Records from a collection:
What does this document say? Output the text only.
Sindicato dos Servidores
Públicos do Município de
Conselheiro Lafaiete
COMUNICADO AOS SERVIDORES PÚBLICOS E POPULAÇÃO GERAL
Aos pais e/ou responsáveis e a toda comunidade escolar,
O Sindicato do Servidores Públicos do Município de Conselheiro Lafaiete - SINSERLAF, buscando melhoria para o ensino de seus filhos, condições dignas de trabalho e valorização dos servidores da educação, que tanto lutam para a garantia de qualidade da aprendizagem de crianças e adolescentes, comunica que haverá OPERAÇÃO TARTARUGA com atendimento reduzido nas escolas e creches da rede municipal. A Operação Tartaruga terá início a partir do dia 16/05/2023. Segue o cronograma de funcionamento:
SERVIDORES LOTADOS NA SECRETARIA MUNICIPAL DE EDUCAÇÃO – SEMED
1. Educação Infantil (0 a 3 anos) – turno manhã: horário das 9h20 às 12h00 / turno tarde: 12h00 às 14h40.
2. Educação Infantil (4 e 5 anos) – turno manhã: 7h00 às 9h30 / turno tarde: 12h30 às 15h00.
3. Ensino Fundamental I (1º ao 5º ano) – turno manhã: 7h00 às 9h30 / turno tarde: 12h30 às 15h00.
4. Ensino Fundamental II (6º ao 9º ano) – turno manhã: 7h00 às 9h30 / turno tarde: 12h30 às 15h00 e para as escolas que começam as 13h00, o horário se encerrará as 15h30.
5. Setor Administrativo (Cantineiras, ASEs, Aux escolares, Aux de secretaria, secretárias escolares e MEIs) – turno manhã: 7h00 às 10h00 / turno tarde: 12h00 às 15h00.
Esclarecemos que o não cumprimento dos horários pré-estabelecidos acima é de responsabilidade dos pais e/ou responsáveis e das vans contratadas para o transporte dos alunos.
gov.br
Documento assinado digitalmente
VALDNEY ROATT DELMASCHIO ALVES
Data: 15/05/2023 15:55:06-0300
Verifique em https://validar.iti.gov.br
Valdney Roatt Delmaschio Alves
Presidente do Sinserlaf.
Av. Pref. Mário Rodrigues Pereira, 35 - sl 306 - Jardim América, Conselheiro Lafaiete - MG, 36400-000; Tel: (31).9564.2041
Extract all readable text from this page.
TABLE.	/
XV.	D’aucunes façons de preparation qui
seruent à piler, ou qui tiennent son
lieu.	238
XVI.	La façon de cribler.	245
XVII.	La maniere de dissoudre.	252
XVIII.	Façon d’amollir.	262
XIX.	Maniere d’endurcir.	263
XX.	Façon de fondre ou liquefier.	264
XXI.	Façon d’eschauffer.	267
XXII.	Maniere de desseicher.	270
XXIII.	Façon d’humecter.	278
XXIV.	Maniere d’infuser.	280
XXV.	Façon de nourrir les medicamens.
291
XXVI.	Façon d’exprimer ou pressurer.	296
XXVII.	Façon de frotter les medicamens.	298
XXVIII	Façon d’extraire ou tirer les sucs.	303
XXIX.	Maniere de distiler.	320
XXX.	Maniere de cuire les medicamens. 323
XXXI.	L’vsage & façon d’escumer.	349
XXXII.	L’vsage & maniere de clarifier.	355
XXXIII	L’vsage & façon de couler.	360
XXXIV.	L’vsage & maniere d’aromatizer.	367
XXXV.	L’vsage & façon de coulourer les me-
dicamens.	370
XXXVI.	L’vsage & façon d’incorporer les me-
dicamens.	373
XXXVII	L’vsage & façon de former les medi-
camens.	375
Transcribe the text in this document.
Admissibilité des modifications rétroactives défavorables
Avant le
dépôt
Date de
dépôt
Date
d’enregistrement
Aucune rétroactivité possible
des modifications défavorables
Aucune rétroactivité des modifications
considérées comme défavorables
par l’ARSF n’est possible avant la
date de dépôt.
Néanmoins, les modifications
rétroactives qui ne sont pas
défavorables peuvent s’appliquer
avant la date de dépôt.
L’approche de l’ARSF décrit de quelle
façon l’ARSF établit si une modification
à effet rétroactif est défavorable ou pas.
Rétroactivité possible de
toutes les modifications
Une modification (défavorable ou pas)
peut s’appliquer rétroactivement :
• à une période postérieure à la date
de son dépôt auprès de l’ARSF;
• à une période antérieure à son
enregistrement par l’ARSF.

→ REQUIREMENTS
Find the line that contains "Extract all readable text from this page.". Repeat it and every line after it, exactly as written, up to and including the last line of the records above.

→ TASK OUTPUT
Extract all readable text from this page.
TABLE.	/
XV.	D’aucunes façons de preparation qui
seruent à piler, ou qui tiennent son
lieu.	238
XVI.	La façon de cribler.	245
XVII.	La maniere de dissoudre.	252
XVIII.	Façon d’amollir.	262
XIX.	Maniere d’endurcir.	263
XX.	Façon de fondre ou liquefier.	264
XXI.	Façon d’eschauffer.	267
XXII.	Maniere de desseicher.	270
XXIII.	Façon d’humecter.	278
XXIV.	Maniere d’infuser.	280
XXV.	Façon de nourrir les medicamens.
291
XXVI.	Façon d’exprimer ou pressurer.	296
XXVII.	Façon de frotter les medicamens.	298
XXVIII	Façon d’extraire ou tirer les sucs.	303
XXIX.	Maniere de distiler.	320
XXX.	Maniere de cuire les medicamens. 323
XXXI.	L’vsage & façon d’escumer.	349
XXXII.	L’vsage & maniere de clarifier.	355
XXXIII	L’vsage & façon de couler.	360
XXXIV.	L’vsage & maniere d’aromatizer.	367
XXXV.	L’vsage & façon de coulourer les me-
dicamens.	370
XXXVI.	L’vsage & façon d’incorporer les me-
dicamens.	373
XXXVII	L’vsage & façon de former les medi-
camens.	375
Transcribe the text in this document.
Admissibilité des modifications rétroactives défavorables
Avant le
dépôt
Date de
dépôt
Date
d’enregistrement
Aucune rétroactivité possible
des modifications défavorables
Aucune rétroactivité des modifications
considérées comme défavorables
par l’ARSF n’est possible avant la
date de dépôt.
Néanmoins, les modifications
rétroactives qui ne sont pas
défavorables peuvent s’appliquer
avant la date de dépôt.
L’approche de l’ARSF décrit de quelle
façon l’ARSF établit si une modification
à effet rétroactif est défavorable ou pas.
Rétroactivité possible de
toutes les modifications
Une modification (défavorable ou pas)
peut s’appliquer rétroactivement :
• à une période postérieure à la date
de son dépôt auprès de l’ARSF;
• à une période antérieure à son
enregistrement par l’ARSF.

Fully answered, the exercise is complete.